Given request:
Going through the material below, please gather all lines with the word "Spain" in them.
>> start
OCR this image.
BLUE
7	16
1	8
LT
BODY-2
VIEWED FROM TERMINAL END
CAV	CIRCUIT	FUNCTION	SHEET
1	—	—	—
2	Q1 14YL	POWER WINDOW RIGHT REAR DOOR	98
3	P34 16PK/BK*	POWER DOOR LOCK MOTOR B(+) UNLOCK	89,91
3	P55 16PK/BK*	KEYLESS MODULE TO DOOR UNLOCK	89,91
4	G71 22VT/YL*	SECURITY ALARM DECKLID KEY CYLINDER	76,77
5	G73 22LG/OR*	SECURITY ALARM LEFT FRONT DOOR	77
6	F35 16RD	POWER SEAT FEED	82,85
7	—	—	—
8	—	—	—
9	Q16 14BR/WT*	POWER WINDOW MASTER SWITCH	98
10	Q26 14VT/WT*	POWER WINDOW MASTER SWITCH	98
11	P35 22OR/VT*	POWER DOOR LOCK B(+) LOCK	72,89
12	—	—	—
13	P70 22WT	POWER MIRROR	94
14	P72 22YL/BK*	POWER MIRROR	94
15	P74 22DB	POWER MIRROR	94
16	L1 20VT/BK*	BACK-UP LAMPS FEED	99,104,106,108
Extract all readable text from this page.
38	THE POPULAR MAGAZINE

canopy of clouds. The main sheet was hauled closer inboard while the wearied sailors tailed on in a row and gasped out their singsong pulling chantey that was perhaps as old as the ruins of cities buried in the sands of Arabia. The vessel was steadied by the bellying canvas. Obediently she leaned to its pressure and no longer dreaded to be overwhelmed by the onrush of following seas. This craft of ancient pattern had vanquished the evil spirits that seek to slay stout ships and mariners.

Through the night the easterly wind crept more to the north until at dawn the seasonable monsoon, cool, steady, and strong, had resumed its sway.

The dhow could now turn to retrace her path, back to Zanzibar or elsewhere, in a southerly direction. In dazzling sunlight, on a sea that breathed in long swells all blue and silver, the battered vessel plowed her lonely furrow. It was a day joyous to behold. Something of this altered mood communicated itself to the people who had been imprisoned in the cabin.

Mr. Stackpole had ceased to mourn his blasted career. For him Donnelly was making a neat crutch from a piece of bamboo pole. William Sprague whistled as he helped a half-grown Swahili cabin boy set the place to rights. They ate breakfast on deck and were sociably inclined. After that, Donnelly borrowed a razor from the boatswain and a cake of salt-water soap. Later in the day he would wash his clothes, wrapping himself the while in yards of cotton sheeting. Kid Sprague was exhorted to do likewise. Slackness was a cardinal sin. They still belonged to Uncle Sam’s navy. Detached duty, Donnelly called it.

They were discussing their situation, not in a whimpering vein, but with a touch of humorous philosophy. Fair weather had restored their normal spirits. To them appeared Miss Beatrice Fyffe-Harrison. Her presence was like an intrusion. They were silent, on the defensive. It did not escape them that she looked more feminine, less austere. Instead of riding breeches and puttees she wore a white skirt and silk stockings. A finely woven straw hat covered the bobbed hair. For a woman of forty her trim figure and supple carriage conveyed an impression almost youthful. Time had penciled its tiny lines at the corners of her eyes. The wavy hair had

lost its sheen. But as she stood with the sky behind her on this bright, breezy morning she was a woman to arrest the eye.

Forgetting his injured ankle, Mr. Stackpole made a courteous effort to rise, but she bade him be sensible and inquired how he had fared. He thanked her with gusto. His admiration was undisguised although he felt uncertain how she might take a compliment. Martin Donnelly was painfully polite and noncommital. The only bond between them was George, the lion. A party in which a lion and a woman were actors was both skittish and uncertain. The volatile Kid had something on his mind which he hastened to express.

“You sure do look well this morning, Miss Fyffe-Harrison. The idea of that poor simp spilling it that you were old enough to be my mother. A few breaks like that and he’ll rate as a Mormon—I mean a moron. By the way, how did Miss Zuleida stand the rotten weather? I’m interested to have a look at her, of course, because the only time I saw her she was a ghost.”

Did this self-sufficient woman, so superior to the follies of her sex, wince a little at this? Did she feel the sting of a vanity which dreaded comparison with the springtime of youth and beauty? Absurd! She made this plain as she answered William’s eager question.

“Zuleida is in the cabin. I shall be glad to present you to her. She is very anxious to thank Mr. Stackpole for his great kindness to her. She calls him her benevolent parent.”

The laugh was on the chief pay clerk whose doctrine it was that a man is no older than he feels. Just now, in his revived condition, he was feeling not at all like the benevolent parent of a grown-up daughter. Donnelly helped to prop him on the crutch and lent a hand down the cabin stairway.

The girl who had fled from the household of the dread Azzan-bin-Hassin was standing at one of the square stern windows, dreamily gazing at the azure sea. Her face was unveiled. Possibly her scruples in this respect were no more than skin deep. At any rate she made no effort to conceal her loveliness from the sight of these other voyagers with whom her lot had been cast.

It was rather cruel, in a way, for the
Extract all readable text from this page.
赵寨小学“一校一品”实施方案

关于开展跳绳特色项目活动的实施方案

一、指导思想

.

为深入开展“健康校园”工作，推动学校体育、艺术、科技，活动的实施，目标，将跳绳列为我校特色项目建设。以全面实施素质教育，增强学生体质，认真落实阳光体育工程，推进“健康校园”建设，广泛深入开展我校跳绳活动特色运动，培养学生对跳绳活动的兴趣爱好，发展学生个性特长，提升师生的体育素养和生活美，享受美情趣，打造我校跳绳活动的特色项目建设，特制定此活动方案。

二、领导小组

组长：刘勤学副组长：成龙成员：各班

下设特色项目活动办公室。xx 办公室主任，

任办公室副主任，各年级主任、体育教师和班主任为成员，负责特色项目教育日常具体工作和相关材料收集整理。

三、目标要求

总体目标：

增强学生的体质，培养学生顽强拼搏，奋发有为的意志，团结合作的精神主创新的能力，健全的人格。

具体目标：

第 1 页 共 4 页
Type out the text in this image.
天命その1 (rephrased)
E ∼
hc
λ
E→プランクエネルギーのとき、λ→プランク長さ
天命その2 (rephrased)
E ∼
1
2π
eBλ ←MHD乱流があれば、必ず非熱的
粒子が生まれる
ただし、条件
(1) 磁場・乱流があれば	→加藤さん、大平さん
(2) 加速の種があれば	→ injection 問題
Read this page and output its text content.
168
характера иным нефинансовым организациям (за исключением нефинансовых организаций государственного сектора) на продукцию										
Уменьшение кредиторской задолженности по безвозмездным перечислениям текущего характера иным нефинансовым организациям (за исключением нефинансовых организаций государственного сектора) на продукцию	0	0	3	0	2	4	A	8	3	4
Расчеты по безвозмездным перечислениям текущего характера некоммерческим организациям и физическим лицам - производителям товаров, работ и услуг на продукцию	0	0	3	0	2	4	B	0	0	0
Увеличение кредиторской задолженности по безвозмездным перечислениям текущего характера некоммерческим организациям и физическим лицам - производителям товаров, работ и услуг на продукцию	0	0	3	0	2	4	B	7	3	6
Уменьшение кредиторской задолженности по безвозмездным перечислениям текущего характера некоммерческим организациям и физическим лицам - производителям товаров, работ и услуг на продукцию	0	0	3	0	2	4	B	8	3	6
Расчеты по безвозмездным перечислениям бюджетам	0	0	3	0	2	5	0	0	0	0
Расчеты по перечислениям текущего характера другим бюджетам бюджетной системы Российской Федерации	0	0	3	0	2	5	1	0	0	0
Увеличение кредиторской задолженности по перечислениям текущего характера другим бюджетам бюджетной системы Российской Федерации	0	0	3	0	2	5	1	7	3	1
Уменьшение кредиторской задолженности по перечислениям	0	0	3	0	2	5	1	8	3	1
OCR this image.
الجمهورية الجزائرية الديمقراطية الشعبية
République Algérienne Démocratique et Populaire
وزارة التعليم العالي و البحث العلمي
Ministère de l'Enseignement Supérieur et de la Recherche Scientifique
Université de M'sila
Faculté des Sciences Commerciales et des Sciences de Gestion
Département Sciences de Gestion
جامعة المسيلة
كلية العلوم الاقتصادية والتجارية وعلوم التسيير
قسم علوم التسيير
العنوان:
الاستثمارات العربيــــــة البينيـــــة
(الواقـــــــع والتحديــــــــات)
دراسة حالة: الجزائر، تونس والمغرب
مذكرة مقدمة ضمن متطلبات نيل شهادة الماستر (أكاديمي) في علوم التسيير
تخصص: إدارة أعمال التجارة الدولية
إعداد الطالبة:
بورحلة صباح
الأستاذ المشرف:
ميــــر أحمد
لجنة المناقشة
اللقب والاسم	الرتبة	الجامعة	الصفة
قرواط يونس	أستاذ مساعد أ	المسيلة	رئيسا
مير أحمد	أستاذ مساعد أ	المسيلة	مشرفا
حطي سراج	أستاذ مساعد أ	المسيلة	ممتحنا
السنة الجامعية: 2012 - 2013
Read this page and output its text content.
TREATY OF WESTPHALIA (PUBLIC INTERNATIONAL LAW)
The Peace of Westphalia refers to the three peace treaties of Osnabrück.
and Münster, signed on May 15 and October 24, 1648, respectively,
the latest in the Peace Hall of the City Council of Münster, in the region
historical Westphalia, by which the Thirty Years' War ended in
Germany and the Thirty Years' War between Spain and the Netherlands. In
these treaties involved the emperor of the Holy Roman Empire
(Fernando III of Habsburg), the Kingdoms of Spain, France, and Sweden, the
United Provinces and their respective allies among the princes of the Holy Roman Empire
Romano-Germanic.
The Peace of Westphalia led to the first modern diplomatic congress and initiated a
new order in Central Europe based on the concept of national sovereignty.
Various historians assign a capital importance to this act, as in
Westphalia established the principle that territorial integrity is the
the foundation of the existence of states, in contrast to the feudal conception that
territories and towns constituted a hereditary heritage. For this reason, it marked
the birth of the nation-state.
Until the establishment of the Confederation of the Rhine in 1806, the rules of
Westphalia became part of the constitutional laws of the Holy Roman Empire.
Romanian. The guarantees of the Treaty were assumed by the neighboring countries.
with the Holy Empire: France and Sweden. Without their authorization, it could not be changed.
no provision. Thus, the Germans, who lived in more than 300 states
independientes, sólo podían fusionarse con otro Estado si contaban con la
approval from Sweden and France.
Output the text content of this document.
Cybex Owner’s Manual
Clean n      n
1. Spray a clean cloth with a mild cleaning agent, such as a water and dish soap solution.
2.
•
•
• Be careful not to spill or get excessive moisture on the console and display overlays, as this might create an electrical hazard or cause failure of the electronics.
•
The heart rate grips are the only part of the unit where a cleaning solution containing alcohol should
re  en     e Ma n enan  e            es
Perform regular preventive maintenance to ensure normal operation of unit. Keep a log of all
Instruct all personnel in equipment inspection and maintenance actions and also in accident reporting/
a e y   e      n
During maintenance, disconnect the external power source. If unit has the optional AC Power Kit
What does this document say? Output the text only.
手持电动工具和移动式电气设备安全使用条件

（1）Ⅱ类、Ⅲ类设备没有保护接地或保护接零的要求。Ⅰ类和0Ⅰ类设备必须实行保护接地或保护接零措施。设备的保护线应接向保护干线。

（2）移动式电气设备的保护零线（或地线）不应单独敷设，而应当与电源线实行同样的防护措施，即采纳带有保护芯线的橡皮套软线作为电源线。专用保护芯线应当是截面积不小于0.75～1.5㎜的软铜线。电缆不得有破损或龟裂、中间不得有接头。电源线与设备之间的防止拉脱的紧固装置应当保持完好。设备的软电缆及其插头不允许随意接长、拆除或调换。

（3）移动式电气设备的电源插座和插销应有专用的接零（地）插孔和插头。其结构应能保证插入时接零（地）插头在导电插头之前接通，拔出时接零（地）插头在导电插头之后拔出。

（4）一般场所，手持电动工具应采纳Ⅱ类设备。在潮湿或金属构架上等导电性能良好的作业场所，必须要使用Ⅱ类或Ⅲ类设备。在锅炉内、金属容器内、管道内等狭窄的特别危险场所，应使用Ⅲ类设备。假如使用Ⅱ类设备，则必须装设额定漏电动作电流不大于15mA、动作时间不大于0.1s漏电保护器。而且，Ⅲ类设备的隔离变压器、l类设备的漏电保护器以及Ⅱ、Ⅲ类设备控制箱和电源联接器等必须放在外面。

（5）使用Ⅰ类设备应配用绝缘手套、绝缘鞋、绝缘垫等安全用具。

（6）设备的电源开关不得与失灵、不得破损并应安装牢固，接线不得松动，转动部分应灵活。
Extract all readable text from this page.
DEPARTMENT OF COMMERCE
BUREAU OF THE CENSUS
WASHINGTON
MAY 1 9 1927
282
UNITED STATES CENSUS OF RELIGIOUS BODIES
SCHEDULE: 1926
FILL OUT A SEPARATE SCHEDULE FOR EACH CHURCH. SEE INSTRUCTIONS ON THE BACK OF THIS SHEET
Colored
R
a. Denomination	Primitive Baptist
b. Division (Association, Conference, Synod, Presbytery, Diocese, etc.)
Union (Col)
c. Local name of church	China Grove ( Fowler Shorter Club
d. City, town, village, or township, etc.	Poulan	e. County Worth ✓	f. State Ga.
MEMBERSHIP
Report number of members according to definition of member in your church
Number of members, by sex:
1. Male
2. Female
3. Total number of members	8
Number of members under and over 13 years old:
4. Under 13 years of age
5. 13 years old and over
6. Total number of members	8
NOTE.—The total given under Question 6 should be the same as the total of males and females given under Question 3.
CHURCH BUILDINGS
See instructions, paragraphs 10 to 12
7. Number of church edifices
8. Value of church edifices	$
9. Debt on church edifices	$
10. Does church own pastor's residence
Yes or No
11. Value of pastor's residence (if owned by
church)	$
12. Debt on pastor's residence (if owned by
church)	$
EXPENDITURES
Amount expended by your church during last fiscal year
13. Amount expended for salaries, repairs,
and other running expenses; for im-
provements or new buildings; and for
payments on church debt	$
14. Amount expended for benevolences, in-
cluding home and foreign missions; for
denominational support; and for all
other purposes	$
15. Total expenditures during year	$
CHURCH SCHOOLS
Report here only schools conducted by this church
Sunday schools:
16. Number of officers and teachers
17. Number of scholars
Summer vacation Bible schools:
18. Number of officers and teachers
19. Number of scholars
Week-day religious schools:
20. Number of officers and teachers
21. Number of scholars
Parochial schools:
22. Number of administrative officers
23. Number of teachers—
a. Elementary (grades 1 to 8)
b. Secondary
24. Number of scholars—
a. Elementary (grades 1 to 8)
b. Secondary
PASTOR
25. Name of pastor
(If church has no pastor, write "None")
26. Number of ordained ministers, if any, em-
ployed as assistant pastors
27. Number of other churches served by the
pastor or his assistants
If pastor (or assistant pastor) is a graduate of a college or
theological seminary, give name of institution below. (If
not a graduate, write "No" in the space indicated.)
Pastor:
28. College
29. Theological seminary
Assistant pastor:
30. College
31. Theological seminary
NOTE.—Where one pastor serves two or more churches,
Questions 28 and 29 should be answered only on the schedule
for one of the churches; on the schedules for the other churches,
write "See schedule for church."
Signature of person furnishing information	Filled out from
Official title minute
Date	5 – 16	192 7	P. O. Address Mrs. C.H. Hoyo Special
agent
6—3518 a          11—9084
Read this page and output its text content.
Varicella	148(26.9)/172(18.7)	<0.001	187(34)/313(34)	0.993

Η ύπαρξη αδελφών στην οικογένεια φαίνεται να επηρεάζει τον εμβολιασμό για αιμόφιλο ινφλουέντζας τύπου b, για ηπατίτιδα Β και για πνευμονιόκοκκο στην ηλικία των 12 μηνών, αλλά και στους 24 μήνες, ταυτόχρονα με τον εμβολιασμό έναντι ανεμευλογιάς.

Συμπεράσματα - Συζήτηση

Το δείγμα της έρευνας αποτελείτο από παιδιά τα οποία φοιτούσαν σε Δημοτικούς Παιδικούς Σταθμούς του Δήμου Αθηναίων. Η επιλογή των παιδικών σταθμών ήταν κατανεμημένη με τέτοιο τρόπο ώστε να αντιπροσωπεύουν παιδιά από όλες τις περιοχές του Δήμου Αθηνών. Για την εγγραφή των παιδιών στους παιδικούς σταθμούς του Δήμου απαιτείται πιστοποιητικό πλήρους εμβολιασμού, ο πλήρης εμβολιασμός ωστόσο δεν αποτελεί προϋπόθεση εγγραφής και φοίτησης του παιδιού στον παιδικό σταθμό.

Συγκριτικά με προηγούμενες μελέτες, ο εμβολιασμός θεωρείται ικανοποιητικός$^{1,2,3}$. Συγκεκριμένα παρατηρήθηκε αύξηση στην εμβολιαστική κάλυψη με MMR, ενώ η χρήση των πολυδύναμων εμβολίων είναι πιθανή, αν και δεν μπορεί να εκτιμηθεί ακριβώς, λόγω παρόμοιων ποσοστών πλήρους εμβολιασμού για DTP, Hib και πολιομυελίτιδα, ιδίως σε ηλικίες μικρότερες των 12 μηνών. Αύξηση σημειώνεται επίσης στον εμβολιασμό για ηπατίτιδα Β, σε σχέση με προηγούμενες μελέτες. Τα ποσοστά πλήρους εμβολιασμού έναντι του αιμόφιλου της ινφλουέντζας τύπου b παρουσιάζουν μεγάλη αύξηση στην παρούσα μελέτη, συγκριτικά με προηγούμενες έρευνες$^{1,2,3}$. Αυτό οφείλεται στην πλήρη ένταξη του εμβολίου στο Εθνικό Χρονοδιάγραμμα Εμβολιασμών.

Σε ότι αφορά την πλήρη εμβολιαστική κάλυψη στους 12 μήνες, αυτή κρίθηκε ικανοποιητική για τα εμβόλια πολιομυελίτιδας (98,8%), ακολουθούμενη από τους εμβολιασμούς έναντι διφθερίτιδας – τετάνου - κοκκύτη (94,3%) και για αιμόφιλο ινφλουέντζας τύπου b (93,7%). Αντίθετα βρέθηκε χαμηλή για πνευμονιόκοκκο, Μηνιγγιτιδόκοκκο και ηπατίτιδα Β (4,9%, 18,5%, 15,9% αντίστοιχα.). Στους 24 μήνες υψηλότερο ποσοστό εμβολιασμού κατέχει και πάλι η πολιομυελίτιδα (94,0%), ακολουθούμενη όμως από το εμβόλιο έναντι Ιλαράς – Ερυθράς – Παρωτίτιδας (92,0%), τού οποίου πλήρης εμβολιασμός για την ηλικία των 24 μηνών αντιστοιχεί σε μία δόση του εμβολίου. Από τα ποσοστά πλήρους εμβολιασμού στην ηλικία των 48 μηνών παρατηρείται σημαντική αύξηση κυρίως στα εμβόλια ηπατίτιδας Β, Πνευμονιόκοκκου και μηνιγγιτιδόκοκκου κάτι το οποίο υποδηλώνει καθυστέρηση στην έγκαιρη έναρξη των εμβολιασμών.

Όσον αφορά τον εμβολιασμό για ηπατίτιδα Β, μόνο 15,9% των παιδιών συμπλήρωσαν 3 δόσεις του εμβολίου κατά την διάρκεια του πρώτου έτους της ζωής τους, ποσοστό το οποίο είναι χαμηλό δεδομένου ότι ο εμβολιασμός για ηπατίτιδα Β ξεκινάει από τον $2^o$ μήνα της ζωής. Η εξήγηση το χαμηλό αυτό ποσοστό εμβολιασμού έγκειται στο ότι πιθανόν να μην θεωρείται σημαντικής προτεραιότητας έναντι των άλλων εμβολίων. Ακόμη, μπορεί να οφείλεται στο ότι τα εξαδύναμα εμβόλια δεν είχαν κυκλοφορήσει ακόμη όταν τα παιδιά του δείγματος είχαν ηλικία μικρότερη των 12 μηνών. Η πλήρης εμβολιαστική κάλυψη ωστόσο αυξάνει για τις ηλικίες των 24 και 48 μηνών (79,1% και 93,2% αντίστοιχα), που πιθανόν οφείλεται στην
>> end
Solution:
Germany and the Thirty Years' War between Spain and the Netherlands. In
(Fernando III of Habsburg), the Kingdoms of Spain, France, and Sweden, the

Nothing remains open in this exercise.